■ Requirement ■
Scan the records and identify every line in which the string "this" occurs, then return those lines.

■ Stored items ■
§
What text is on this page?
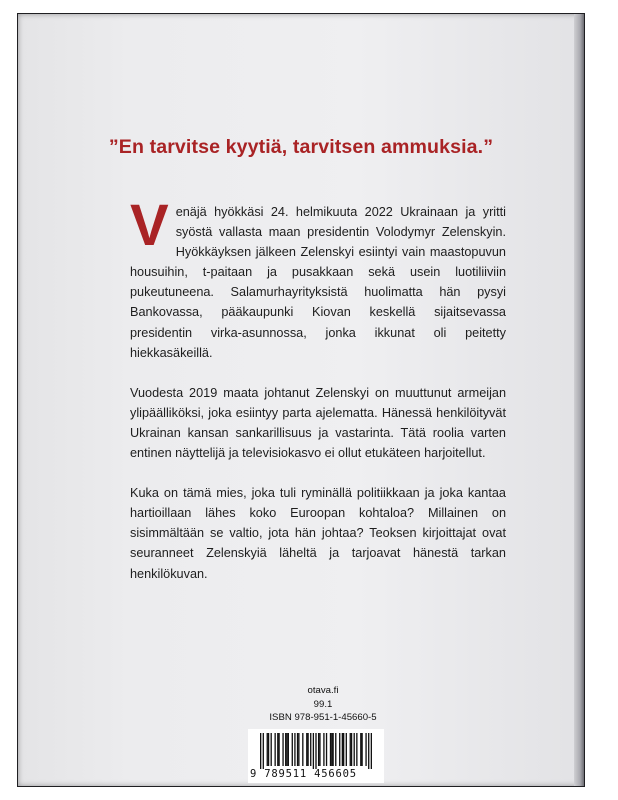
”En tarvitse kyytiä, tarvitsen ammuksia.”

Venäjä hyökkäsi 24. helmikuuta 2022 Ukrainaan ja yritti syöstä vallasta maan presidentin Volodymyr Zelenskyin. Hyökkäyksen jälkeen Zelenskyi esiintyi vain maastopuvun housuihin, t-paitaan ja pusakkaan sekä usein luotiliiviin pukeutuneena. Salamurhayrityksistä huolimatta hän pysyi Bankovassa, pääkaupunki Kiovan keskellä sijaitsevassa presidentin virka-asunnossa, jonka ikkunat oli peitetty hiekkasäkeillä.

Vuodesta 2019 maata johtanut Zelenskyi on muuttunut armeijan ylipäälliköksi, joka esiintyy parta ajelematta. Hänessä henkilöityvät Ukrainan kansan sankarillisuus ja vastarinta. Tätä roolia varten entinen näyttelijä ja televisiokasvo ei ollut etukäteen harjoitellut.

Kuka on tämä mies, joka tuli ryminällä politiikkaan ja joka kantaa hartioillaan lähes koko Euroopan kohtaloa? Millainen on sisimmältään se valtio, jota hän johtaa? Teoksen kirjoittajat ovat seuranneet Zelenskyiä läheltä ja tarjoavat hänestä tarkan henkilökuvan.

otava.fi
99.1
ISBN 978-951-1-45660-5
9 789511 456605
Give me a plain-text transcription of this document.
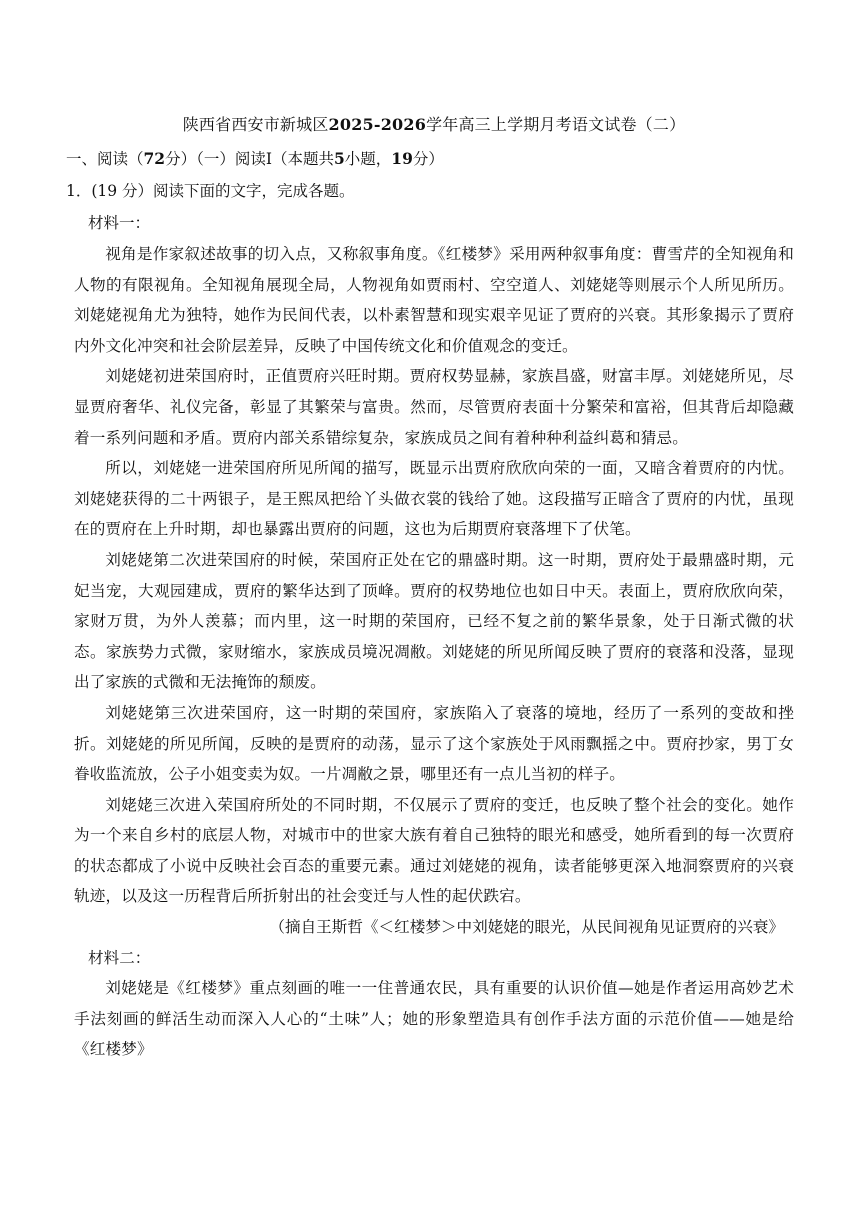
陕西省西安市新城区2025-2026学年高三上学期月考语文试卷（二）
一、阅读（72分）（一）阅读Ⅰ（本题共5小题，19分）
1．(19 分）阅读下面的文字，完成各题。
材料一：

视角是作家叙述故事的切入点，又称叙事角度。《红楼梦》采用两种叙事角度：曹雪芹的全知视角和人物的有限视角。全知视角展现全局，人物视角如贾雨村、空空道人、刘姥姥等则展示个人所见所历。刘姥姥视角尤为独特，她作为民间代表，以朴素智慧和现实艰辛见证了贾府的兴衰。其形象揭示了贾府内外文化冲突和社会阶层差异，反映了中国传统文化和价值观念的变迁。

刘姥姥初进荣国府时，正值贾府兴旺时期。贾府权势显赫，家族昌盛，财富丰厚。刘姥姥所见，尽显贾府奢华、礼仪完备，彰显了其繁荣与富贵。然而，尽管贾府表面十分繁荣和富裕，但其背后却隐藏着一系列问题和矛盾。贾府内部关系错综复杂，家族成员之间有着种种利益纠葛和猜忌。

所以，刘姥姥一进荣国府所见所闻的描写，既显示出贾府欣欣向荣的一面，又暗含着贾府的内忧。刘姥姥获得的二十两银子，是王熙凤把给丫头做衣裳的钱给了她。这段描写正暗含了贾府的内忧，虽现在的贾府在上升时期，却也暴露出贾府的问题，这也为后期贾府衰落埋下了伏笔。

刘姥姥第二次进荣国府的时候，荣国府正处在它的鼎盛时期。这一时期，贾府处于最鼎盛时期，元妃当宠，大观园建成，贾府的繁华达到了顶峰。贾府的权势地位也如日中天。表面上，贾府欣欣向荣，家财万贯，为外人羡慕；而内里，这一时期的荣国府，已经不复之前的繁华景象，处于日渐式微的状态。家族势力式微，家财缩水，家族成员境况凋敝。刘姥姥的所见所闻反映了贾府的衰落和没落，显现出了家族的式微和无法掩饰的颓废。

刘姥姥第三次进荣国府，这一时期的荣国府，家族陷入了衰落的境地，经历了一系列的变故和挫折。刘姥姥的所见所闻，反映的是贾府的动荡，显示了这个家族处于风雨飘摇之中。贾府抄家，男丁女眷收监流放，公子小姐变卖为奴。一片凋敝之景，哪里还有一点儿当初的样子。

刘姥姥三次进入荣国府所处的不同时期，不仅展示了贾府的变迁，也反映了整个社会的变化。她作为一个来自乡村的底层人物，对城市中的世家大族有着自己独特的眼光和感受，她所看到的每一次贾府的状态都成了小说中反映社会百态的重要元素。通过刘姥姥的视角，读者能够更深入地洞察贾府的兴衰轨迹，以及这一历程背后所折射出的社会变迁与人性的起伏跌宕。

（摘自王斯哲《＜红楼梦＞中刘姥姥的眼光，从民间视角见证贾府的兴衰》

材料二：

刘姥姥是《红楼梦》重点刻画的唯一一住普通农民，具有重要的认识价值—她是作者运用高妙艺术手法刻画的鲜活生动而深入人心的“土味”人；她的形象塑造具有创作手法方面的示范价值——她是给《红楼梦》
§
■ Full output ■
What text is on this page?
Give me a plain-text transcription of this document.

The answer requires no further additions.